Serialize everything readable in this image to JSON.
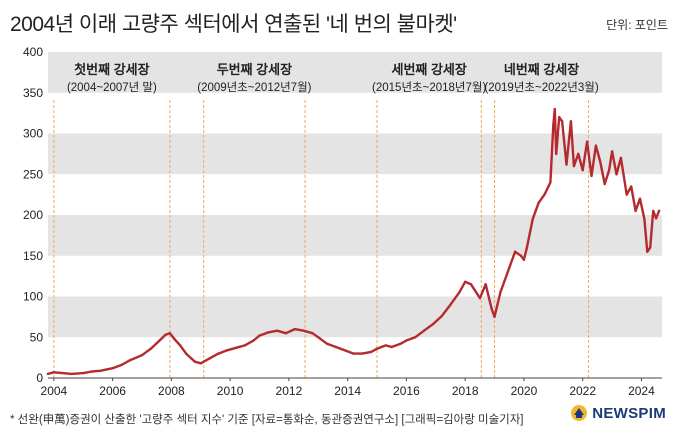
{
  "title": "2004년 이래 고량주 섹터에서 연출된 '네 번의 불마켓'",
  "unit": "단위: 포인트",
  "footer_note": "* 선완(申萬)증권이 산출한 '고량주 섹터 지수' 기준 [자료=통화순, 동관증권연구소] [그래픽=김아랑 미술기자]",
  "logo_text": "NEWSPIM",
  "colors": {
    "line": "#b52a2e",
    "band": "#e4e4e4",
    "marker": "#f2a65a",
    "text": "#222222",
    "logo": "#1a3a7a"
  },
  "chart_data": {
    "type": "line",
    "title": "2004년 이래 고량주 섹터에서 연출된 '네 번의 불마켓'",
    "ylabel": "단위: 포인트",
    "xlim": [
      2003.8,
      2024.7
    ],
    "ylim": [
      0,
      400
    ],
    "yticks": [
      0,
      50,
      100,
      150,
      200,
      250,
      300,
      350,
      400
    ],
    "xticks": [
      "2004",
      "2006",
      "2008",
      "2010",
      "2012",
      "2014",
      "2016",
      "2018",
      "2020",
      "2022",
      "2024"
    ],
    "grid": "horizontal alternating bands",
    "series": [
      {
        "x": [
          2003.8,
          2004.0,
          2004.3,
          2004.6,
          2005.0,
          2005.3,
          2005.6,
          2006.0,
          2006.3,
          2006.6,
          2007.0,
          2007.3,
          2007.6,
          2007.8,
          2007.95,
          2008.1,
          2008.3,
          2008.5,
          2008.8,
          2009.0,
          2009.3,
          2009.6,
          2009.9,
          2010.2,
          2010.5,
          2010.8,
          2011.0,
          2011.3,
          2011.6,
          2011.9,
          2012.2,
          2012.5,
          2012.8,
          2013.0,
          2013.3,
          2013.6,
          2013.9,
          2014.2,
          2014.5,
          2014.8,
          2015.0,
          2015.3,
          2015.5,
          2015.8,
          2016.0,
          2016.3,
          2016.6,
          2016.9,
          2017.2,
          2017.5,
          2017.8,
          2018.0,
          2018.2,
          2018.5,
          2018.7,
          2018.9,
          2019.0,
          2019.2,
          2019.5,
          2019.7,
          2019.9,
          2020.0,
          2020.1,
          2020.3,
          2020.5,
          2020.7,
          2020.9,
          2021.0,
          2021.05,
          2021.1,
          2021.2,
          2021.3,
          2021.45,
          2021.6,
          2021.7,
          2021.85,
          2022.0,
          2022.15,
          2022.3,
          2022.45,
          2022.6,
          2022.75,
          2022.9,
          2023.0,
          2023.15,
          2023.3,
          2023.5,
          2023.65,
          2023.8,
          2023.95,
          2024.1,
          2024.2,
          2024.3,
          2024.4,
          2024.5,
          2024.6
        ],
        "y": [
          5,
          7,
          6,
          5,
          6,
          8,
          9,
          12,
          16,
          22,
          28,
          36,
          46,
          53,
          55,
          48,
          40,
          30,
          20,
          18,
          24,
          30,
          34,
          37,
          40,
          46,
          52,
          56,
          58,
          55,
          60,
          58,
          55,
          50,
          42,
          38,
          34,
          30,
          30,
          32,
          36,
          40,
          38,
          42,
          46,
          50,
          58,
          66,
          76,
          90,
          105,
          118,
          115,
          98,
          115,
          85,
          75,
          105,
          135,
          155,
          150,
          145,
          160,
          195,
          215,
          225,
          240,
          310,
          330,
          275,
          320,
          315,
          262,
          315,
          260,
          275,
          255,
          290,
          248,
          285,
          265,
          238,
          255,
          278,
          250,
          270,
          225,
          235,
          205,
          220,
          195,
          155,
          160,
          205,
          196,
          205
        ]
      }
    ],
    "annotations": [
      {
        "label": "첫번째 강세장",
        "period": "(2004~2007년 말)",
        "start": 2004.0,
        "end": 2007.95
      },
      {
        "label": "두번째 강세장",
        "period": "(2009년초~2012년7월)",
        "start": 2009.1,
        "end": 2012.55
      },
      {
        "label": "세번째 강세장",
        "period": "(2015년초~2018년7월)",
        "start": 2015.0,
        "end": 2018.55
      },
      {
        "label": "네번째 강세장",
        "period": "(2019년초~2022년3월)",
        "start": 2019.0,
        "end": 2022.2
      }
    ]
  }
}
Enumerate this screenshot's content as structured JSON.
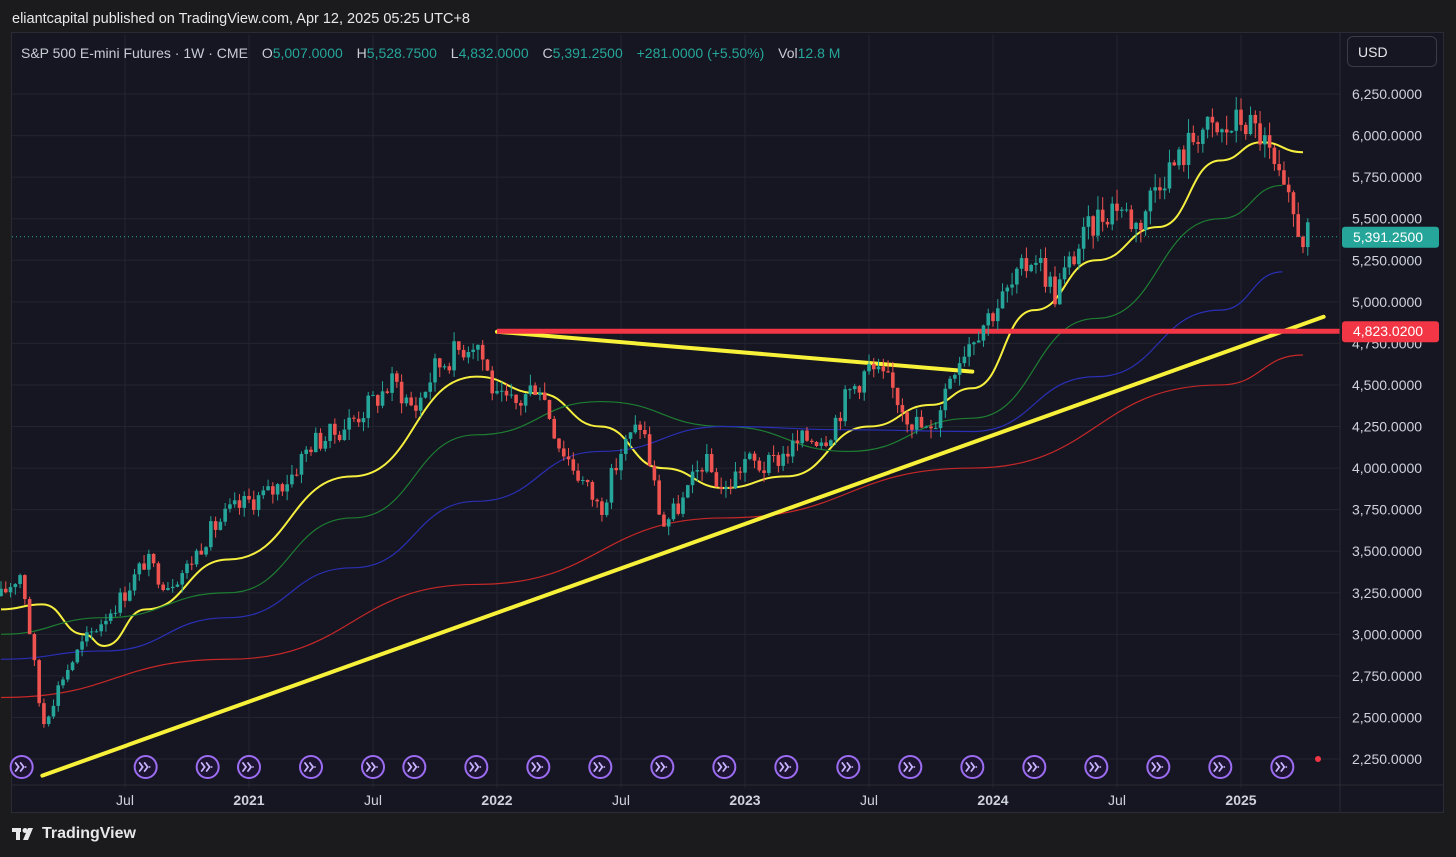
{
  "publisher_line": "eliantcapital published on TradingView.com, Apr 12, 2025 05:25 UTC+8",
  "header": {
    "symbol": "S&P 500 E-mini Futures · 1W · CME",
    "o_label": "O",
    "o": "5,007.0000",
    "h_label": "H",
    "h": "5,528.7500",
    "l_label": "L",
    "l": "4,832.0000",
    "c_label": "C",
    "c": "5,391.2500",
    "change": "+281.0000 (+5.50%)",
    "vol_label": "Vol",
    "vol": "12.8 M"
  },
  "currency_button": "USD",
  "footer_brand": "TradingView",
  "colors": {
    "up": "#26a69a",
    "down": "#ef5350",
    "ma_yellow": "#f6ef3f",
    "ma_green": "#1e7d32",
    "ma_blue": "#2a2fb5",
    "ma_red": "#c62828",
    "trendline": "#f8f13a",
    "support": "#f23645",
    "last_price_bg": "#26a69a"
  },
  "chart_data": {
    "type": "candlestick",
    "timeframe": "1W",
    "x_range": [
      "2020-01",
      "2025-05"
    ],
    "y_range": [
      2150,
      6350
    ],
    "y_ticks": [
      {
        "value": 6250,
        "label": "6,250.0000"
      },
      {
        "value": 6000,
        "label": "6,000.0000"
      },
      {
        "value": 5750,
        "label": "5,750.0000"
      },
      {
        "value": 5500,
        "label": "5,500.0000"
      },
      {
        "value": 5250,
        "label": "5,250.0000"
      },
      {
        "value": 5000,
        "label": "5,000.0000"
      },
      {
        "value": 4750,
        "label": "4,750.0000"
      },
      {
        "value": 4500,
        "label": "4,500.0000"
      },
      {
        "value": 4250,
        "label": "4,250.0000"
      },
      {
        "value": 4000,
        "label": "4,000.0000"
      },
      {
        "value": 3750,
        "label": "3,750.0000"
      },
      {
        "value": 3500,
        "label": "3,500.0000"
      },
      {
        "value": 3250,
        "label": "3,250.0000"
      },
      {
        "value": 3000,
        "label": "3,000.0000"
      },
      {
        "value": 2750,
        "label": "2,750.0000"
      },
      {
        "value": 2500,
        "label": "2,500.0000"
      },
      {
        "value": 2250,
        "label": "2,250.0000"
      }
    ],
    "x_ticks": [
      {
        "date": "2020-07",
        "label": "Jul",
        "bold": false
      },
      {
        "date": "2021-01",
        "label": "2021",
        "bold": true
      },
      {
        "date": "2021-07",
        "label": "Jul",
        "bold": false
      },
      {
        "date": "2022-01",
        "label": "2022",
        "bold": true
      },
      {
        "date": "2022-07",
        "label": "Jul",
        "bold": false
      },
      {
        "date": "2023-01",
        "label": "2023",
        "bold": true
      },
      {
        "date": "2023-07",
        "label": "Jul",
        "bold": false
      },
      {
        "date": "2024-01",
        "label": "2024",
        "bold": true
      },
      {
        "date": "2024-07",
        "label": "Jul",
        "bold": false
      },
      {
        "date": "2025-01",
        "label": "2025",
        "bold": true
      }
    ],
    "price_path": [
      [
        "2020-01",
        3230
      ],
      [
        "2020-02",
        3380
      ],
      [
        "2020-03",
        2450
      ],
      [
        "2020-04",
        2750
      ],
      [
        "2020-05",
        2950
      ],
      [
        "2020-06",
        3100
      ],
      [
        "2020-07",
        3250
      ],
      [
        "2020-08",
        3450
      ],
      [
        "2020-09",
        3300
      ],
      [
        "2020-10",
        3400
      ],
      [
        "2020-11",
        3600
      ],
      [
        "2020-12",
        3730
      ],
      [
        "2021-01",
        3800
      ],
      [
        "2021-02",
        3850
      ],
      [
        "2021-03",
        3950
      ],
      [
        "2021-04",
        4150
      ],
      [
        "2021-05",
        4200
      ],
      [
        "2021-06",
        4290
      ],
      [
        "2021-07",
        4400
      ],
      [
        "2021-08",
        4520
      ],
      [
        "2021-09",
        4350
      ],
      [
        "2021-10",
        4600
      ],
      [
        "2021-11",
        4700
      ],
      [
        "2021-12",
        4780
      ],
      [
        "2022-01",
        4400
      ],
      [
        "2022-02",
        4380
      ],
      [
        "2022-03",
        4530
      ],
      [
        "2022-04",
        4150
      ],
      [
        "2022-05",
        3950
      ],
      [
        "2022-06",
        3750
      ],
      [
        "2022-07",
        4100
      ],
      [
        "2022-08",
        4280
      ],
      [
        "2022-09",
        3650
      ],
      [
        "2022-10",
        3800
      ],
      [
        "2022-11",
        4050
      ],
      [
        "2022-12",
        3850
      ],
      [
        "2023-01",
        4050
      ],
      [
        "2023-02",
        4000
      ],
      [
        "2023-03",
        4100
      ],
      [
        "2023-04",
        4180
      ],
      [
        "2023-05",
        4200
      ],
      [
        "2023-06",
        4450
      ],
      [
        "2023-07",
        4600
      ],
      [
        "2023-08",
        4500
      ],
      [
        "2023-09",
        4300
      ],
      [
        "2023-10",
        4200
      ],
      [
        "2023-11",
        4600
      ],
      [
        "2023-12",
        4800
      ],
      [
        "2024-01",
        4950
      ],
      [
        "2024-02",
        5100
      ],
      [
        "2024-03",
        5300
      ],
      [
        "2024-04",
        5050
      ],
      [
        "2024-05",
        5300
      ],
      [
        "2024-06",
        5500
      ],
      [
        "2024-07",
        5600
      ],
      [
        "2024-08",
        5450
      ],
      [
        "2024-09",
        5750
      ],
      [
        "2024-10",
        5850
      ],
      [
        "2024-11",
        6050
      ],
      [
        "2024-12",
        6000
      ],
      [
        "2025-01",
        6100
      ],
      [
        "2025-02",
        6000
      ],
      [
        "2025-03",
        5650
      ],
      [
        "2025-04",
        5391.25
      ]
    ],
    "moving_averages": [
      {
        "color": "#f6ef3f",
        "points": [
          [
            "2020-01",
            3150
          ],
          [
            "2020-03",
            3180
          ],
          [
            "2020-05",
            3000
          ],
          [
            "2020-06",
            2930
          ],
          [
            "2020-08",
            3150
          ],
          [
            "2020-12",
            3450
          ],
          [
            "2021-06",
            3950
          ],
          [
            "2021-12",
            4550
          ],
          [
            "2022-03",
            4450
          ],
          [
            "2022-06",
            4250
          ],
          [
            "2022-09",
            4000
          ],
          [
            "2022-12",
            3880
          ],
          [
            "2023-03",
            3950
          ],
          [
            "2023-07",
            4250
          ],
          [
            "2023-10",
            4380
          ],
          [
            "2023-12",
            4480
          ],
          [
            "2024-03",
            4950
          ],
          [
            "2024-06",
            5250
          ],
          [
            "2024-09",
            5450
          ],
          [
            "2024-12",
            5850
          ],
          [
            "2025-02",
            5960
          ],
          [
            "2025-04",
            5900
          ]
        ]
      },
      {
        "color": "#1e7d32",
        "points": [
          [
            "2020-01",
            3000
          ],
          [
            "2020-06",
            3100
          ],
          [
            "2020-12",
            3250
          ],
          [
            "2021-06",
            3700
          ],
          [
            "2021-12",
            4200
          ],
          [
            "2022-06",
            4400
          ],
          [
            "2022-12",
            4250
          ],
          [
            "2023-06",
            4100
          ],
          [
            "2023-12",
            4300
          ],
          [
            "2024-06",
            4900
          ],
          [
            "2024-12",
            5500
          ],
          [
            "2025-03",
            5700
          ]
        ]
      },
      {
        "color": "#2a2fb5",
        "points": [
          [
            "2020-01",
            2850
          ],
          [
            "2020-06",
            2900
          ],
          [
            "2020-12",
            3100
          ],
          [
            "2021-06",
            3400
          ],
          [
            "2021-12",
            3800
          ],
          [
            "2022-06",
            4100
          ],
          [
            "2022-12",
            4250
          ],
          [
            "2023-06",
            4230
          ],
          [
            "2023-12",
            4220
          ],
          [
            "2024-06",
            4550
          ],
          [
            "2024-12",
            4950
          ],
          [
            "2025-03",
            5180
          ]
        ]
      },
      {
        "color": "#c62828",
        "points": [
          [
            "2020-01",
            2620
          ],
          [
            "2020-12",
            2850
          ],
          [
            "2021-12",
            3300
          ],
          [
            "2022-12",
            3700
          ],
          [
            "2023-12",
            4000
          ],
          [
            "2024-12",
            4500
          ],
          [
            "2025-04",
            4680
          ]
        ]
      }
    ],
    "drawings": {
      "uptrend": [
        [
          "2020-03",
          2150
        ],
        [
          "2025-05",
          4910
        ]
      ],
      "downtrend": [
        [
          "2022-01",
          4820
        ],
        [
          "2023-12",
          4580
        ]
      ],
      "support_level": 4823.02
    },
    "last_price": {
      "value": 5391.25,
      "label": "5,391.2500"
    },
    "support_label": "4,823.0200",
    "event_markers": [
      "2020-02",
      "2020-08",
      "2020-11",
      "2021-01",
      "2021-04",
      "2021-07",
      "2021-09",
      "2021-12",
      "2022-03",
      "2022-06",
      "2022-09",
      "2022-12",
      "2023-03",
      "2023-06",
      "2023-09",
      "2023-12",
      "2024-03",
      "2024-06",
      "2024-09",
      "2024-12",
      "2025-03"
    ]
  }
}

------------------------------------------------

* Short task:
Search the data above for the word "period", then gather each line in which it appears.

* Exercise solution:
        "period": "(2004~2007년 말)",
        "period": "(2009년초~2012년7월)",
        "period": "(2015년초~2018년7월)",
        "period": "(2019년초~2022년3월)",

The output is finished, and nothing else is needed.